>> begin MATERIAL FOR THE TASK
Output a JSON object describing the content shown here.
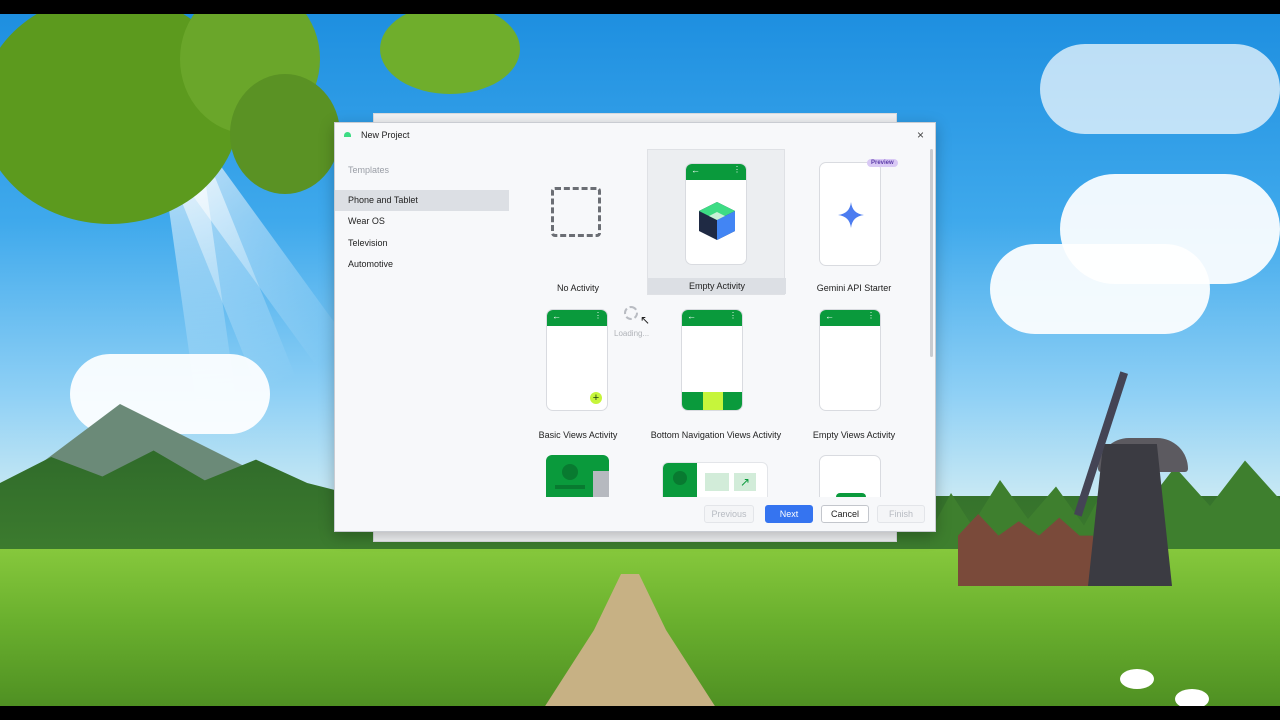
{
  "dialog": {
    "title": "New Project",
    "close_glyph": "×"
  },
  "sidebar": {
    "section_label": "Templates",
    "items": [
      {
        "label": "Phone and Tablet",
        "selected": true
      },
      {
        "label": "Wear OS"
      },
      {
        "label": "Television"
      },
      {
        "label": "Automotive"
      }
    ]
  },
  "templates": [
    {
      "label": "No Activity",
      "icon": "dashed-square-icon"
    },
    {
      "label": "Empty Activity",
      "icon": "android-cube-icon",
      "selected": true
    },
    {
      "label": "Gemini API Starter",
      "icon": "gemini-sparkle-icon",
      "badge": "Preview"
    },
    {
      "label": "Basic Views Activity",
      "icon": "fab-plus-icon"
    },
    {
      "label": "Bottom Navigation Views Activity",
      "icon": "bottom-nav-icon"
    },
    {
      "label": "Empty Views Activity",
      "icon": "blank-phone-icon"
    }
  ],
  "loading": {
    "text": "Loading..."
  },
  "footer": {
    "previous": "Previous",
    "next": "Next",
    "cancel": "Cancel",
    "finish": "Finish"
  },
  "colors": {
    "accent": "#3574f0",
    "phone_bar": "#0a9a3c",
    "preview_badge": "#d9c9f5"
  }
}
>> end MATERIAL FOR THE TASK
- [TASK]
Above are records with pictures; repeat the records exactly and leave the pictures out.

- [RESULT FOR THIS TASK]
Output a JSON object describing the content shown here.
{
  "dialog": {
    "title": "New Project",
    "close_glyph": "×"
  },
  "sidebar": {
    "section_label": "Templates",
    "items": [
      {
        "label": "Phone and Tablet",
        "selected": true
      },
      {
        "label": "Wear OS"
      },
      {
        "label": "Television"
      },
      {
        "label": "Automotive"
      }
    ]
  },
  "templates": [
    {
      "label": "No Activity",
      "icon": "dashed-square-icon"
    },
    {
      "label": "Empty Activity",
      "icon": "android-cube-icon",
      "selected": true
    },
    {
      "label": "Gemini API Starter",
      "icon": "gemini-sparkle-icon",
      "badge": "Preview"
    },
    {
      "label": "Basic Views Activity",
      "icon": "fab-plus-icon"
    },
    {
      "label": "Bottom Navigation Views Activity",
      "icon": "bottom-nav-icon"
    },
    {
      "label": "Empty Views Activity",
      "icon": "blank-phone-icon"
    }
  ],
  "loading": {
    "text": "Loading..."
  },
  "footer": {
    "previous": "Previous",
    "next": "Next",
    "cancel": "Cancel",
    "finish": "Finish"
  },
  "colors": {
    "accent": "#3574f0",
    "phone_bar": "#0a9a3c",
    "preview_badge": "#d9c9f5"
  }
}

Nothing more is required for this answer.